━━━━━ Supplied data
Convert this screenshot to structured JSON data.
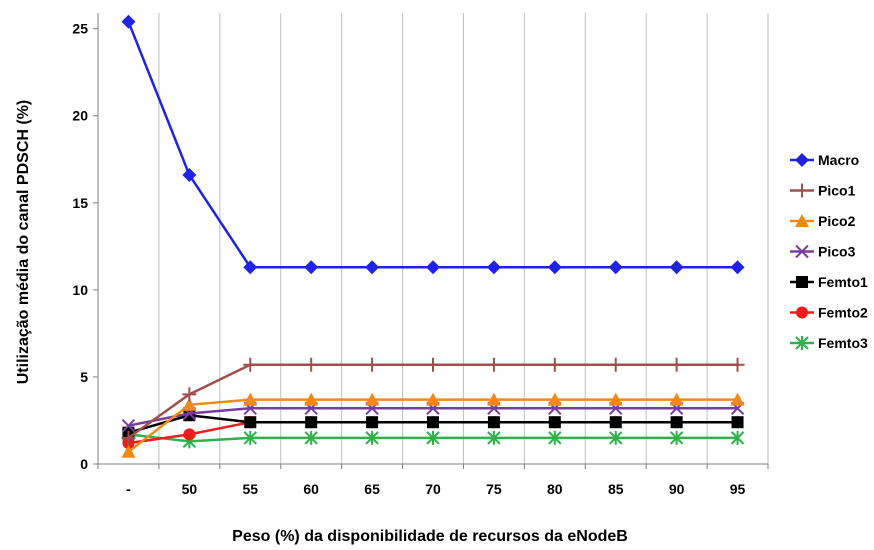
{
  "chart_data": {
    "type": "line",
    "title": "",
    "xlabel": "Peso (%) da disponibilidade de recursos da eNodeB",
    "ylabel": "Utilização média do canal PDSCH (%)",
    "categories": [
      "-",
      "50",
      "55",
      "60",
      "65",
      "70",
      "75",
      "80",
      "85",
      "90",
      "95"
    ],
    "ylim": [
      0,
      25
    ],
    "yticks": [
      0,
      5,
      10,
      15,
      20,
      25
    ],
    "grid": "vertical",
    "legend_position": "right",
    "series": [
      {
        "name": "Macro",
        "color": "#1f23e6",
        "marker": "diamond",
        "values": [
          25.4,
          16.6,
          11.3,
          11.3,
          11.3,
          11.3,
          11.3,
          11.3,
          11.3,
          11.3,
          11.3
        ]
      },
      {
        "name": "Pico1",
        "color": "#a0504c",
        "marker": "plus",
        "values": [
          1.5,
          4.0,
          5.7,
          5.7,
          5.7,
          5.7,
          5.7,
          5.7,
          5.7,
          5.7,
          5.7
        ]
      },
      {
        "name": "Pico2",
        "color": "#f08a17",
        "marker": "triangle",
        "values": [
          0.7,
          3.4,
          3.7,
          3.7,
          3.7,
          3.7,
          3.7,
          3.7,
          3.7,
          3.7,
          3.7
        ]
      },
      {
        "name": "Pico3",
        "color": "#7a3ba0",
        "marker": "x",
        "values": [
          2.2,
          2.9,
          3.2,
          3.2,
          3.2,
          3.2,
          3.2,
          3.2,
          3.2,
          3.2,
          3.2
        ]
      },
      {
        "name": "Femto1",
        "color": "#000000",
        "marker": "square",
        "values": [
          1.8,
          2.8,
          2.4,
          2.4,
          2.4,
          2.4,
          2.4,
          2.4,
          2.4,
          2.4,
          2.4
        ]
      },
      {
        "name": "Femto2",
        "color": "#ee1c1c",
        "marker": "circle",
        "values": [
          1.2,
          1.7,
          2.4,
          2.4,
          2.4,
          2.4,
          2.4,
          2.4,
          2.4,
          2.4,
          2.4
        ]
      },
      {
        "name": "Femto3",
        "color": "#2fb24a",
        "marker": "star",
        "values": [
          1.7,
          1.3,
          1.5,
          1.5,
          1.5,
          1.5,
          1.5,
          1.5,
          1.5,
          1.5,
          1.5
        ]
      }
    ]
  }
}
━━━━━━━━━━
→ **What you are asked to do**:
Above are records with pictures; repeat the records exactly and leave the pictures out.

→ **Solution to this task**:
Convert this screenshot to structured JSON data.
{
  "chart_data": {
    "type": "line",
    "title": "",
    "xlabel": "Peso (%) da disponibilidade de recursos da eNodeB",
    "ylabel": "Utilização média do canal PDSCH (%)",
    "categories": [
      "-",
      "50",
      "55",
      "60",
      "65",
      "70",
      "75",
      "80",
      "85",
      "90",
      "95"
    ],
    "ylim": [
      0,
      25
    ],
    "yticks": [
      0,
      5,
      10,
      15,
      20,
      25
    ],
    "grid": "vertical",
    "legend_position": "right",
    "series": [
      {
        "name": "Macro",
        "color": "#1f23e6",
        "marker": "diamond",
        "values": [
          25.4,
          16.6,
          11.3,
          11.3,
          11.3,
          11.3,
          11.3,
          11.3,
          11.3,
          11.3,
          11.3
        ]
      },
      {
        "name": "Pico1",
        "color": "#a0504c",
        "marker": "plus",
        "values": [
          1.5,
          4.0,
          5.7,
          5.7,
          5.7,
          5.7,
          5.7,
          5.7,
          5.7,
          5.7,
          5.7
        ]
      },
      {
        "name": "Pico2",
        "color": "#f08a17",
        "marker": "triangle",
        "values": [
          0.7,
          3.4,
          3.7,
          3.7,
          3.7,
          3.7,
          3.7,
          3.7,
          3.7,
          3.7,
          3.7
        ]
      },
      {
        "name": "Pico3",
        "color": "#7a3ba0",
        "marker": "x",
        "values": [
          2.2,
          2.9,
          3.2,
          3.2,
          3.2,
          3.2,
          3.2,
          3.2,
          3.2,
          3.2,
          3.2
        ]
      },
      {
        "name": "Femto1",
        "color": "#000000",
        "marker": "square",
        "values": [
          1.8,
          2.8,
          2.4,
          2.4,
          2.4,
          2.4,
          2.4,
          2.4,
          2.4,
          2.4,
          2.4
        ]
      },
      {
        "name": "Femto2",
        "color": "#ee1c1c",
        "marker": "circle",
        "values": [
          1.2,
          1.7,
          2.4,
          2.4,
          2.4,
          2.4,
          2.4,
          2.4,
          2.4,
          2.4,
          2.4
        ]
      },
      {
        "name": "Femto3",
        "color": "#2fb24a",
        "marker": "star",
        "values": [
          1.7,
          1.3,
          1.5,
          1.5,
          1.5,
          1.5,
          1.5,
          1.5,
          1.5,
          1.5,
          1.5
        ]
      }
    ]
  }
}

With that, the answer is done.